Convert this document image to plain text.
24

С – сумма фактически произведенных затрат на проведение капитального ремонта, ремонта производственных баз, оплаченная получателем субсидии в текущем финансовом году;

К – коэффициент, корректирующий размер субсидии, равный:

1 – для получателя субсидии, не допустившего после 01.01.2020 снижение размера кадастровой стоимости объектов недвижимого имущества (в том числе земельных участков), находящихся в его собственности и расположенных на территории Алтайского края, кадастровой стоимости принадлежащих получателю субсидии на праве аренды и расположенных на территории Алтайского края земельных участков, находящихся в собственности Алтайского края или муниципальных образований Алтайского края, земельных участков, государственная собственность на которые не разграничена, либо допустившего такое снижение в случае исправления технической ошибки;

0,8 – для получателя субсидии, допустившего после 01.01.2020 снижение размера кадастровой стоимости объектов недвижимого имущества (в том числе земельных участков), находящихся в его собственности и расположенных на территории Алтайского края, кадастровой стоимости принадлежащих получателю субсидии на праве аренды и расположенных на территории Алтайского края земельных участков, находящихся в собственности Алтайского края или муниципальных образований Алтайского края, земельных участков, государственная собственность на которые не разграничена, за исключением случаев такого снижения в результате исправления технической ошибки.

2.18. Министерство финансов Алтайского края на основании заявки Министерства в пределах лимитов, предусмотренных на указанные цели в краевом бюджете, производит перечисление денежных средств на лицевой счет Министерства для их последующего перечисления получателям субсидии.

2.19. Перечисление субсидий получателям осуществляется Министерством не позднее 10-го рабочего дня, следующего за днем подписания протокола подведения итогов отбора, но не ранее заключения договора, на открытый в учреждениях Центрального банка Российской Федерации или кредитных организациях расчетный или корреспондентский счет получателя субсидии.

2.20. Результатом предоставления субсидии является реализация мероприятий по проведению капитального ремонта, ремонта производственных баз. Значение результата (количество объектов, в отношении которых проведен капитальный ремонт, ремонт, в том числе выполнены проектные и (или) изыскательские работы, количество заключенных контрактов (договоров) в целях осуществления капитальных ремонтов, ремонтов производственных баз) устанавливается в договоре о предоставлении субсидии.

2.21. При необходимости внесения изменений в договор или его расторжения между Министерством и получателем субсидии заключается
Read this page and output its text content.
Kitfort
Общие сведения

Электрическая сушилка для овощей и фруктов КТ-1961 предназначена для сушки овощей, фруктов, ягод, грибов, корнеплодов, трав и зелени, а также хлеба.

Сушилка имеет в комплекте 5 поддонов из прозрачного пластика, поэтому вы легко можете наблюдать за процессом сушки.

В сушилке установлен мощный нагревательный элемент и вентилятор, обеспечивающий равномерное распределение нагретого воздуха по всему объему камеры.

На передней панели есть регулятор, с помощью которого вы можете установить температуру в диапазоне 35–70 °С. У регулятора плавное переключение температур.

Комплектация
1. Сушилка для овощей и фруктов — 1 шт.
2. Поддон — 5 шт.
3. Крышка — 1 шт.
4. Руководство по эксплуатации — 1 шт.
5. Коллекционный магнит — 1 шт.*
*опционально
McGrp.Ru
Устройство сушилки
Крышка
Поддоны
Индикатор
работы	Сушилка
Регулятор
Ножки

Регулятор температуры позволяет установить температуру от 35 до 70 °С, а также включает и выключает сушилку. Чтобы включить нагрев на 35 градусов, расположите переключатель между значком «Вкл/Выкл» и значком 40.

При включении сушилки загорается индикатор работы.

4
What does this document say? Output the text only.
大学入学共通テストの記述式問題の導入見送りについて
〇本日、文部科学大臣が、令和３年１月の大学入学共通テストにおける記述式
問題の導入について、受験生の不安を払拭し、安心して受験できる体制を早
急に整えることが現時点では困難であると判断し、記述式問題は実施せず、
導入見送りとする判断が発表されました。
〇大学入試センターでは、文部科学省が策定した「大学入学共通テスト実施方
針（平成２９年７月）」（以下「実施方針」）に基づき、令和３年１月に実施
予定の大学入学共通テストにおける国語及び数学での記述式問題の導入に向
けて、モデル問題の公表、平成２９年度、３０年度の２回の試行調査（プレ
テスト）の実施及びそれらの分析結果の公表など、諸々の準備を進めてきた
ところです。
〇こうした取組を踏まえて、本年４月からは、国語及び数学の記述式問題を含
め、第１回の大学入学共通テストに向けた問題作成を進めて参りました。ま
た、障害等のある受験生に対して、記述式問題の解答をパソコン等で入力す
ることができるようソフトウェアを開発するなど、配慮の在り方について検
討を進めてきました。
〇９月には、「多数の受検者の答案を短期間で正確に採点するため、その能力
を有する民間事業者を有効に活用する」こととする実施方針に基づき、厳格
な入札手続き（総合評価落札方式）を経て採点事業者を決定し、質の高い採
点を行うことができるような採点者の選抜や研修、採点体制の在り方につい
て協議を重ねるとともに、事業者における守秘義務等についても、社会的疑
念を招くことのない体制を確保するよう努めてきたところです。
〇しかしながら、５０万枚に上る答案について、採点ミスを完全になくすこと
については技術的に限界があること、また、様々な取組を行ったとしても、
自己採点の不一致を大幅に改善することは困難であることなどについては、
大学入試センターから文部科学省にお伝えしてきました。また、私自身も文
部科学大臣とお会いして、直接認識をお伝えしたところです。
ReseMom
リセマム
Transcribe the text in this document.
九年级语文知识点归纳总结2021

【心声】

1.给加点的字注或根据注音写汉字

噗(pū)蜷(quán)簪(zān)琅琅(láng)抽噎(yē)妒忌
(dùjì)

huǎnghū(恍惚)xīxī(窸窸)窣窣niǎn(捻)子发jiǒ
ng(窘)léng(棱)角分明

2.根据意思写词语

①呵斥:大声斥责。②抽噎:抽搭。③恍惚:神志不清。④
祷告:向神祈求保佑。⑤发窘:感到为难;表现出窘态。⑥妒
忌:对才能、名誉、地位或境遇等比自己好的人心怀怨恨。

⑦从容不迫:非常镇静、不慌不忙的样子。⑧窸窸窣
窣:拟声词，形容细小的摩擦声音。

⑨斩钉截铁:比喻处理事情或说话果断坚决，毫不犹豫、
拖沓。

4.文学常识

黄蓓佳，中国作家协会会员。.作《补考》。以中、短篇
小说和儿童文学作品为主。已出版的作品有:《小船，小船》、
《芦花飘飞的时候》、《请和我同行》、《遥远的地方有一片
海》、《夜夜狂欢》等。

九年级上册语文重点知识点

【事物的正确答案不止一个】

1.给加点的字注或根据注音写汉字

──────────

Write the material out exactly, with nothing left out.

Convert this document image to plain text.
24

С – сумма фактически произведенных затрат на проведение капитального ремонта, ремонта производственных баз, оплаченная получателем субсидии в текущем финансовом году;

К – коэффициент, корректирующий размер субсидии, равный:

1 – для получателя субсидии, не допустившего после 01.01.2020 снижение размера кадастровой стоимости объектов недвижимого имущества (в том числе земельных участков), находящихся в его собственности и расположенных на территории Алтайского края, кадастровой стоимости принадлежащих получателю субсидии на праве аренды и расположенных на территории Алтайского края земельных участков, находящихся в собственности Алтайского края или муниципальных образований Алтайского края, земельных участков, государственная собственность на которые не разграничена, либо допустившего такое снижение в случае исправления технической ошибки;

0,8 – для получателя субсидии, допустившего после 01.01.2020 снижение размера кадастровой стоимости объектов недвижимого имущества (в том числе земельных участков), находящихся в его собственности и расположенных на территории Алтайского края, кадастровой стоимости принадлежащих получателю субсидии на праве аренды и расположенных на территории Алтайского края земельных участков, находящихся в собственности Алтайского края или муниципальных образований Алтайского края, земельных участков, государственная собственность на которые не разграничена, за исключением случаев такого снижения в результате исправления технической ошибки.

2.18. Министерство финансов Алтайского края на основании заявки Министерства в пределах лимитов, предусмотренных на указанные цели в краевом бюджете, производит перечисление денежных средств на лицевой счет Министерства для их последующего перечисления получателям субсидии.

2.19. Перечисление субсидий получателям осуществляется Министерством не позднее 10-го рабочего дня, следующего за днем подписания протокола подведения итогов отбора, но не ранее заключения договора, на открытый в учреждениях Центрального банка Российской Федерации или кредитных организациях расчетный или корреспондентский счет получателя субсидии.

2.20. Результатом предоставления субсидии является реализация мероприятий по проведению капитального ремонта, ремонта производственных баз. Значение результата (количество объектов, в отношении которых проведен капитальный ремонт, ремонт, в том числе выполнены проектные и (или) изыскательские работы, количество заключенных контрактов (договоров) в целях осуществления капитальных ремонтов, ремонтов производственных баз) устанавливается в договоре о предоставлении субсидии.

2.21. При необходимости внесения изменений в договор или его расторжения между Министерством и получателем субсидии заключается
Read this page and output its text content.
Kitfort
Общие сведения

Электрическая сушилка для овощей и фруктов КТ-1961 предназначена для сушки овощей, фруктов, ягод, грибов, корнеплодов, трав и зелени, а также хлеба.

Сушилка имеет в комплекте 5 поддонов из прозрачного пластика, поэтому вы легко можете наблюдать за процессом сушки.

В сушилке установлен мощный нагревательный элемент и вентилятор, обеспечивающий равномерное распределение нагретого воздуха по всему объему камеры.

На передней панели есть регулятор, с помощью которого вы можете установить температуру в диапазоне 35–70 °С. У регулятора плавное переключение температур.

Комплектация
1. Сушилка для овощей и фруктов — 1 шт.
2. Поддон — 5 шт.
3. Крышка — 1 шт.
4. Руководство по эксплуатации — 1 шт.
5. Коллекционный магнит — 1 шт.*
*опционально
McGrp.Ru
Устройство сушилки
Крышка
Поддоны
Индикатор
работы	Сушилка
Регулятор
Ножки

Регулятор температуры позволяет установить температуру от 35 до 70 °С, а также включает и выключает сушилку. Чтобы включить нагрев на 35 градусов, расположите переключатель между значком «Вкл/Выкл» и значком 40.

При включении сушилки загорается индикатор работы.

4
What does this document say? Output the text only.
大学入学共通テストの記述式問題の導入見送りについて
〇本日、文部科学大臣が、令和３年１月の大学入学共通テストにおける記述式
問題の導入について、受験生の不安を払拭し、安心して受験できる体制を早
急に整えることが現時点では困難であると判断し、記述式問題は実施せず、
導入見送りとする判断が発表されました。
〇大学入試センターでは、文部科学省が策定した「大学入学共通テスト実施方
針（平成２９年７月）」（以下「実施方針」）に基づき、令和３年１月に実施
予定の大学入学共通テストにおける国語及び数学での記述式問題の導入に向
けて、モデル問題の公表、平成２９年度、３０年度の２回の試行調査（プレ
テスト）の実施及びそれらの分析結果の公表など、諸々の準備を進めてきた
ところです。
〇こうした取組を踏まえて、本年４月からは、国語及び数学の記述式問題を含
め、第１回の大学入学共通テストに向けた問題作成を進めて参りました。ま
た、障害等のある受験生に対して、記述式問題の解答をパソコン等で入力す
ることができるようソフトウェアを開発するなど、配慮の在り方について検
討を進めてきました。
〇９月には、「多数の受検者の答案を短期間で正確に採点するため、その能力
を有する民間事業者を有効に活用する」こととする実施方針に基づき、厳格
な入札手続き（総合評価落札方式）を経て採点事業者を決定し、質の高い採
点を行うことができるような採点者の選抜や研修、採点体制の在り方につい
て協議を重ねるとともに、事業者における守秘義務等についても、社会的疑
念を招くことのない体制を確保するよう努めてきたところです。
〇しかしながら、５０万枚に上る答案について、採点ミスを完全になくすこと
については技術的に限界があること、また、様々な取組を行ったとしても、
自己採点の不一致を大幅に改善することは困難であることなどについては、
大学入試センターから文部科学省にお伝えしてきました。また、私自身も文
部科学大臣とお会いして、直接認識をお伝えしたところです。
ReseMom
リセマム
Transcribe the text in this document.
九年级语文知识点归纳总结2021

【心声】

1.给加点的字注或根据注音写汉字

噗(pū)蜷(quán)簪(zān)琅琅(láng)抽噎(yē)妒忌
(dùjì)

huǎnghū(恍惚)xīxī(窸窸)窣窣niǎn(捻)子发jiǒ
ng(窘)léng(棱)角分明

2.根据意思写词语

①呵斥:大声斥责。②抽噎:抽搭。③恍惚:神志不清。④
祷告:向神祈求保佑。⑤发窘:感到为难;表现出窘态。⑥妒
忌:对才能、名誉、地位或境遇等比自己好的人心怀怨恨。

⑦从容不迫:非常镇静、不慌不忙的样子。⑧窸窸窣
窣:拟声词，形容细小的摩擦声音。

⑨斩钉截铁:比喻处理事情或说话果断坚决，毫不犹豫、
拖沓。

4.文学常识

黄蓓佳，中国作家协会会员。.作《补考》。以中、短篇
小说和儿童文学作品为主。已出版的作品有:《小船，小船》、
《芦花飘飞的时候》、《请和我同行》、《遥远的地方有一片
海》、《夜夜狂欢》等。

九年级上册语文重点知识点

【事物的正确答案不止一个】

1.给加点的字注或根据注音写汉字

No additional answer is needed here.